> [Material to process]:
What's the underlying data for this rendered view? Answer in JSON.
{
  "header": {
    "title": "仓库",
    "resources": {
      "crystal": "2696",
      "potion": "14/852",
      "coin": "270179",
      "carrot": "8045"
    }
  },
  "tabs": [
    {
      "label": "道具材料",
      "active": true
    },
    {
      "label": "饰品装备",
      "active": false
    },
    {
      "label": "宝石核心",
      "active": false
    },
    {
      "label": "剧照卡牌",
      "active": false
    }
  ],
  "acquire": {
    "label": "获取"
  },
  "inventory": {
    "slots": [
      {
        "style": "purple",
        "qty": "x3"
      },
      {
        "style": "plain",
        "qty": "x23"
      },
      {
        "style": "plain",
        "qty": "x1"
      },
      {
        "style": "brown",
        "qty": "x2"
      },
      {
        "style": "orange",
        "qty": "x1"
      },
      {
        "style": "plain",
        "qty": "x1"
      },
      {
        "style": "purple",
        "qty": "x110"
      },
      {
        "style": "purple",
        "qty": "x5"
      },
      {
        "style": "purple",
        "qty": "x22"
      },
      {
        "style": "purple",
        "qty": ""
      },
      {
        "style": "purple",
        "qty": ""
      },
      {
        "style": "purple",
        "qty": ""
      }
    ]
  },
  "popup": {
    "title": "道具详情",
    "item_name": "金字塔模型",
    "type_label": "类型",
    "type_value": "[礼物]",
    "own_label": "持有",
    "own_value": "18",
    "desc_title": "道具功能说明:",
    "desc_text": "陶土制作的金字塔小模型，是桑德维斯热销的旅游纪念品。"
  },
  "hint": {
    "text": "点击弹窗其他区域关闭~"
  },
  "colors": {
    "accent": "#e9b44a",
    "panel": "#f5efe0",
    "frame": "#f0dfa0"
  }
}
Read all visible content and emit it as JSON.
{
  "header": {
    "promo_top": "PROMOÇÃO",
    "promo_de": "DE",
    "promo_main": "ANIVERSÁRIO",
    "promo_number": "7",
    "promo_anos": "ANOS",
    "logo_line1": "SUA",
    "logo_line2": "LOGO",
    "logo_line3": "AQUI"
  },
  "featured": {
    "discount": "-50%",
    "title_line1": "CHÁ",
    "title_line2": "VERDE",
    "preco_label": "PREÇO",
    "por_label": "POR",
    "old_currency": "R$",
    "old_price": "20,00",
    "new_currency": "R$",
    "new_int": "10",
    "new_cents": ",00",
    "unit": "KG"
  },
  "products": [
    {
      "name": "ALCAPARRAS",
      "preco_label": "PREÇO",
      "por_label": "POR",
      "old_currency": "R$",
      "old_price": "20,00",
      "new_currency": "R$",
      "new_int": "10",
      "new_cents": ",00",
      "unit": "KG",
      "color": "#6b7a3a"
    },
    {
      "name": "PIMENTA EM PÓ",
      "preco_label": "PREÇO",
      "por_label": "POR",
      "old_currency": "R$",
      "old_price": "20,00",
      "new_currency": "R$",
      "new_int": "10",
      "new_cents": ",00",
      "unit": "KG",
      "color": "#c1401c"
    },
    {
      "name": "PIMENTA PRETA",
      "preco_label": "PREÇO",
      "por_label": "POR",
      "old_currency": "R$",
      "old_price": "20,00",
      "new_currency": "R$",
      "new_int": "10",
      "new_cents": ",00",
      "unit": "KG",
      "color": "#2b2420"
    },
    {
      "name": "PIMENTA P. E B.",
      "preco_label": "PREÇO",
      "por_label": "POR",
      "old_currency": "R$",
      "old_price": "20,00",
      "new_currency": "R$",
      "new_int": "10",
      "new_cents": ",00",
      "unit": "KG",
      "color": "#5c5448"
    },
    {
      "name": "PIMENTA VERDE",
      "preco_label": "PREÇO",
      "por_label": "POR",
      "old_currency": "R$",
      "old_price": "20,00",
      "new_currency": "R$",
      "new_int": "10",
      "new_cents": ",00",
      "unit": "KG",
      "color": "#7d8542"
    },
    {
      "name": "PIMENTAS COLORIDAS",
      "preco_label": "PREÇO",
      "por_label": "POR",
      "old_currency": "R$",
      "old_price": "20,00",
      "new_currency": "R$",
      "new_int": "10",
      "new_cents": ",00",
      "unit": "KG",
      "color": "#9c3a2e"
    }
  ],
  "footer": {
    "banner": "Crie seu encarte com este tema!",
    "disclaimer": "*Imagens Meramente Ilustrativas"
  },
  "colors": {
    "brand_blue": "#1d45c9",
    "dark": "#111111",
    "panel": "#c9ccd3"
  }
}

> [Required work]:
Write every record out again, unaltered.

> [Result of this exercise]:
What's the underlying data for this rendered view? Answer in JSON.
{
  "header": {
    "title": "仓库",
    "resources": {
      "crystal": "2696",
      "potion": "14/852",
      "coin": "270179",
      "carrot": "8045"
    }
  },
  "tabs": [
    {
      "label": "道具材料",
      "active": true
    },
    {
      "label": "饰品装备",
      "active": false
    },
    {
      "label": "宝石核心",
      "active": false
    },
    {
      "label": "剧照卡牌",
      "active": false
    }
  ],
  "acquire": {
    "label": "获取"
  },
  "inventory": {
    "slots": [
      {
        "style": "purple",
        "qty": "x3"
      },
      {
        "style": "plain",
        "qty": "x23"
      },
      {
        "style": "plain",
        "qty": "x1"
      },
      {
        "style": "brown",
        "qty": "x2"
      },
      {
        "style": "orange",
        "qty": "x1"
      },
      {
        "style": "plain",
        "qty": "x1"
      },
      {
        "style": "purple",
        "qty": "x110"
      },
      {
        "style": "purple",
        "qty": "x5"
      },
      {
        "style": "purple",
        "qty": "x22"
      },
      {
        "style": "purple",
        "qty": ""
      },
      {
        "style": "purple",
        "qty": ""
      },
      {
        "style": "purple",
        "qty": ""
      }
    ]
  },
  "popup": {
    "title": "道具详情",
    "item_name": "金字塔模型",
    "type_label": "类型",
    "type_value": "[礼物]",
    "own_label": "持有",
    "own_value": "18",
    "desc_title": "道具功能说明:",
    "desc_text": "陶土制作的金字塔小模型，是桑德维斯热销的旅游纪念品。"
  },
  "hint": {
    "text": "点击弹窗其他区域关闭~"
  },
  "colors": {
    "accent": "#e9b44a",
    "panel": "#f5efe0",
    "frame": "#f0dfa0"
  }
}
Read all visible content and emit it as JSON.
{
  "header": {
    "promo_top": "PROMOÇÃO",
    "promo_de": "DE",
    "promo_main": "ANIVERSÁRIO",
    "promo_number": "7",
    "promo_anos": "ANOS",
    "logo_line1": "SUA",
    "logo_line2": "LOGO",
    "logo_line3": "AQUI"
  },
  "featured": {
    "discount": "-50%",
    "title_line1": "CHÁ",
    "title_line2": "VERDE",
    "preco_label": "PREÇO",
    "por_label": "POR",
    "old_currency": "R$",
    "old_price": "20,00",
    "new_currency": "R$",
    "new_int": "10",
    "new_cents": ",00",
    "unit": "KG"
  },
  "products": [
    {
      "name": "ALCAPARRAS",
      "preco_label": "PREÇO",
      "por_label": "POR",
      "old_currency": "R$",
      "old_price": "20,00",
      "new_currency": "R$",
      "new_int": "10",
      "new_cents": ",00",
      "unit": "KG",
      "color": "#6b7a3a"
    },
    {
      "name": "PIMENTA EM PÓ",
      "preco_label": "PREÇO",
      "por_label": "POR",
      "old_currency": "R$",
      "old_price": "20,00",
      "new_currency": "R$",
      "new_int": "10",
      "new_cents": ",00",
      "unit": "KG",
      "color": "#c1401c"
    },
    {
      "name": "PIMENTA PRETA",
      "preco_label": "PREÇO",
      "por_label": "POR",
      "old_currency": "R$",
      "old_price": "20,00",
      "new_currency": "R$",
      "new_int": "10",
      "new_cents": ",00",
      "unit": "KG",
      "color": "#2b2420"
    },
    {
      "name": "PIMENTA P. E B.",
      "preco_label": "PREÇO",
      "por_label": "POR",
      "old_currency": "R$",
      "old_price": "20,00",
      "new_currency": "R$",
      "new_int": "10",
      "new_cents": ",00",
      "unit": "KG",
      "color": "#5c5448"
    },
    {
      "name": "PIMENTA VERDE",
      "preco_label": "PREÇO",
      "por_label": "POR",
      "old_currency": "R$",
      "old_price": "20,00",
      "new_currency": "R$",
      "new_int": "10",
      "new_cents": ",00",
      "unit": "KG",
      "color": "#7d8542"
    },
    {
      "name": "PIMENTAS COLORIDAS",
      "preco_label": "PREÇO",
      "por_label": "POR",
      "old_currency": "R$",
      "old_price": "20,00",
      "new_currency": "R$",
      "new_int": "10",
      "new_cents": ",00",
      "unit": "KG",
      "color": "#9c3a2e"
    }
  ],
  "footer": {
    "banner": "Crie seu encarte com este tema!",
    "disclaimer": "*Imagens Meramente Ilustrativas"
  },
  "colors": {
    "brand_blue": "#1d45c9",
    "dark": "#111111",
    "panel": "#c9ccd3"
  }
}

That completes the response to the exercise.